___ Tekst strony ___

11 bit studios zamyka rok rozczarowań - jak z wielkich ambicji wyszła wielka klapa

Mateusz Mucharzewski
2025/04/27 17:00
3
0

Jeden z największych i najlepszych polskich deweloperów troszkę się chwali, troszkę planuje przyszłość, ale przede wszystkim rozlicza się z błędów.

11 bit studios zamyka rok rozczarowań - jak z wielkich ambicji wyszła wielka klapa

Gdyby 12 miesięcy temu ktoś mi powiedział, że tak skończy się “maraton premier” w wykonaniu 11 bit studios, chyba bym nie uwierzył. Mimo kilku ewidentnych sukcesów, jako całość rok okazał się spektakularną porażką i rozczarowaniem. Wielu, głównie inwestorów, oczekiwało nie tylko przeprosin, ale przede wszystkim rozliczenia. Dobrą okazją było opublikowanie wyników finansowych za 2024 rok oraz konferencja inwestycyjna.

Jeśli komuś wydaje się, że nic pasjonującego nie może być w liczbach, mam zaskakującą informację. Takie konferencje i raporty to fantastyczne źródło wiedzy o tym jak funkcjonuje studio deweloperskie i jakimi kryteriami kieruje się podejmując decyzje. Gry, które później kupujemy, to efekt końcowy. One nie biorą się z próżni.
Aby lepiej zrozumieć w jak skomplikowanym położeniu znalazło się 11 bit studios, podzieliłem najważniejsze informacje na jedenaście punktów.
Będzie troszkę o przeszłości, teraźniejszości oraz planach na przyszłość.

Wyniki finansowe

Zacznijmy od kilku liczb, aby pokazać kontekst sytuacji finansowej spółki. W 2024 roku udało się osiągnąć rekordowe przychody na poziomie 140 mln złotych - główna w tym zasługa, bez zaskoczenia, Frostpunka 2. Zysk netto wyniósł jednak tylko 6,8 mln złotych, a zysk operacyjny (EBITDA) to niecałe 17 mln zł. Co ciekawe, spółka pomyliła się w raporcie i podała tam, że te 17 mln zł było stratą, a nie zyskiem. Taki rezultat to bez wątpienia ogromne rozczarowanie pokazujące jak nieudane były niedawne premiery.

Należy jednak pamiętać, że wynik obciążyły ogromne odpisy - 49 mln złotych na skasowane Project 8 oraz 18 mln zł na dwie nierentowne gry z wydawnictwa, czyli The Thaumaturge oraz Creatures of Ava. Do tego w ostatniej chwili zmieniony został sposób księgowania kosztów produkcji Frostpunka 2, przez co w pierwszym roku amortyzowana jest większa część nakładów.

Wyniki finansowe, 11 bit studios zamyka rok rozczarowań - jak z wielkich ambicji wyszła wielka klapa

Aby jednak nie popadać w pesymizm, są też pozytywne liczby. 11 bit studios miało na koniec 2024 roku 70,4 mln zł rezerw, co zapewnia bezpieczeństwo finansowe. Pamiętajmy jednak, że na koniec 2021 roku było ponad 100 mln złotych. To tylko pokazuje, że ostatnie inwestycje nie były najbardziej udane.

___ Rekordy źródłowe ___

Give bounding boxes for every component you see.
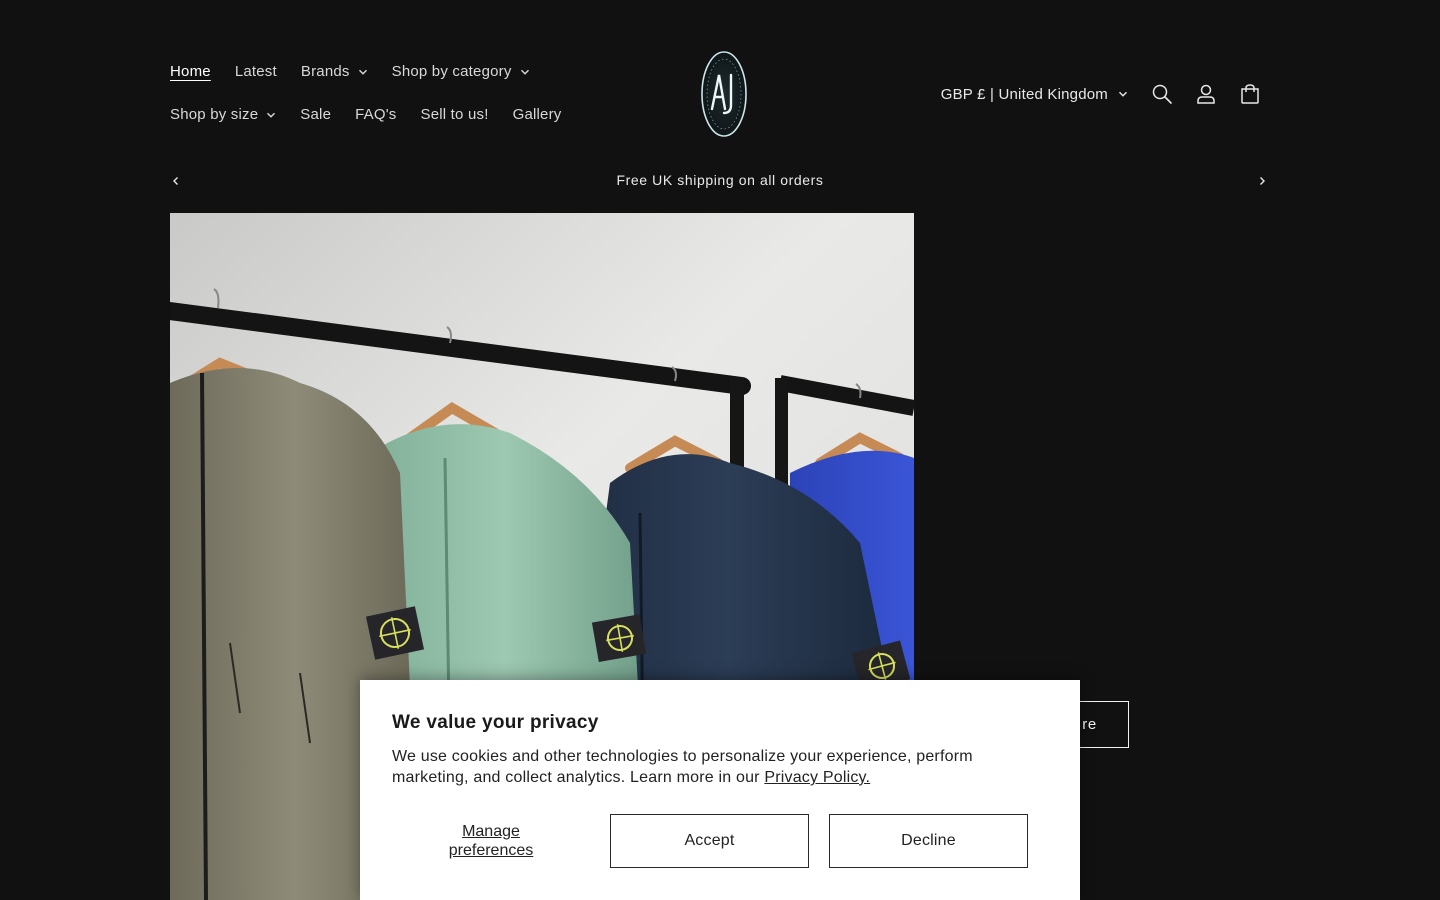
manage-label-line2: preferences [448,842,534,859]
nav-item-gallery[interactable]: Gallery [501,93,574,136]
chevron-down-icon [520,67,530,77]
header-utilities: GBP £ | United Kingdom [933,72,1272,116]
nav-item-home[interactable]: Home [158,50,223,93]
search-button[interactable] [1140,72,1184,116]
account-icon [1195,83,1217,105]
nav-item-label: Brands [300,63,350,80]
chevron-down-icon [266,110,276,120]
nav-item-shop-by-category[interactable]: Shop by category [380,50,542,93]
cart-button[interactable] [1228,72,1272,116]
main-nav: Home Latest Brands Shop by category Shop… [158,50,628,136]
chevron-down-icon [1118,89,1128,99]
currency-selector[interactable]: GBP £ | United Kingdom [933,86,1136,103]
cookie-banner-body: We use cookies and other technologies to… [392,748,973,786]
cookie-consent-banner: We value your privacy We use cookies and… [360,680,1080,900]
nav-item-shop-by-size[interactable]: Shop by size [158,93,288,136]
account-button[interactable] [1184,72,1228,116]
nav-item-label: Sale [300,106,332,123]
nav-item-latest[interactable]: Latest [223,50,289,93]
nav-item-label: Home [170,63,211,80]
announcement-text: Free UK shipping on all orders [616,172,824,188]
nav-item-label: Shop by category [391,63,512,80]
currency-label: GBP £ | United Kingdom [940,85,1108,103]
nav-item-label: Latest [234,63,277,80]
nav-item-sell-to-us[interactable]: Sell to us! [409,93,501,136]
cookie-banner-text: We use cookies and other technologies to… [392,746,1048,788]
nav-item-faqs[interactable]: FAQ's [343,93,408,136]
decline-button[interactable]: Decline [829,814,1028,868]
search-icon [1151,83,1173,105]
announcement-next-button[interactable] [1254,172,1270,190]
nav-item-label: Gallery [512,106,562,123]
cookie-actions: Manage preferences Accept Decline [392,814,1048,868]
cookie-banner-title: We value your privacy [392,712,599,733]
site-header: Home Latest Brands Shop by category Shop… [0,0,1440,160]
site-logo[interactable] [696,48,752,140]
nav-item-brands[interactable]: Brands [289,50,380,93]
hero-cta-label: re [1082,716,1097,733]
nav-item-label: Shop by size [170,106,259,123]
manage-label-line1: Manage [462,823,520,840]
chevron-down-icon [358,67,368,77]
accept-button[interactable]: Accept [610,814,809,868]
logo-graphic [701,51,747,137]
chevron-right-icon [1257,176,1267,186]
nav-item-label: FAQ's [355,106,397,123]
cart-icon [1239,83,1261,105]
manage-preferences-link[interactable]: Manage preferences [392,814,590,868]
nav-item-sale[interactable]: Sale [288,93,343,136]
announcement-bar: Free UK shipping on all orders [170,166,1270,196]
privacy-policy-link[interactable]: Privacy Policy. [764,769,870,786]
nav-item-label: Sell to us! [420,106,489,123]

___

→ **Zadania**
A – Odfiltruj z rekordów wszystkie wiersze zawierające ciąg „header” i przepisz je.
B – Kontynuuj artykuł o wynikach 11 bit studios za 2024 rok, zaczynając od miejsca po jego ostatnim zdaniu.

→ **Wyniki zadań**
A –
header-utilities: GBP £ | United Kingdom [933,72,1272,116]
site-header: Home Latest Brands Shop by category Shop… [0,0,1440,160]

B –
Sprzedaż back catalogu

Co zapewniło rekordowe przychody? Prawie 70 mln zł wygenerował Frostpunk 2. Kolejne 28,7 mln zł dołożył pierwszy Frostpunk, którego popularność nie słabnie. Niecałe 10 mln zł dał The Thaumaturge, a 6 mln zł Indika. Co ciekawe, ciągle dobrze zarabia This War of Mine, który w 2024 roku przyniósł bitom aż 7 mln złotych. Pozostałe gry, a więc między innymi Childeren of Morta, Moonlighter, Niezwyciężony czy Creatures of Ava, dołożyły 19,8 mln zł. Jak więc widać, stare hity ciągle przynoszą mnóstwo pieniędzy, co tylko potwierdza jak wielka siła drzemie w tzw. longsellerach. W dzisiejszych czasach, jeśli trafi ci się hit, będzie zarabiać latami.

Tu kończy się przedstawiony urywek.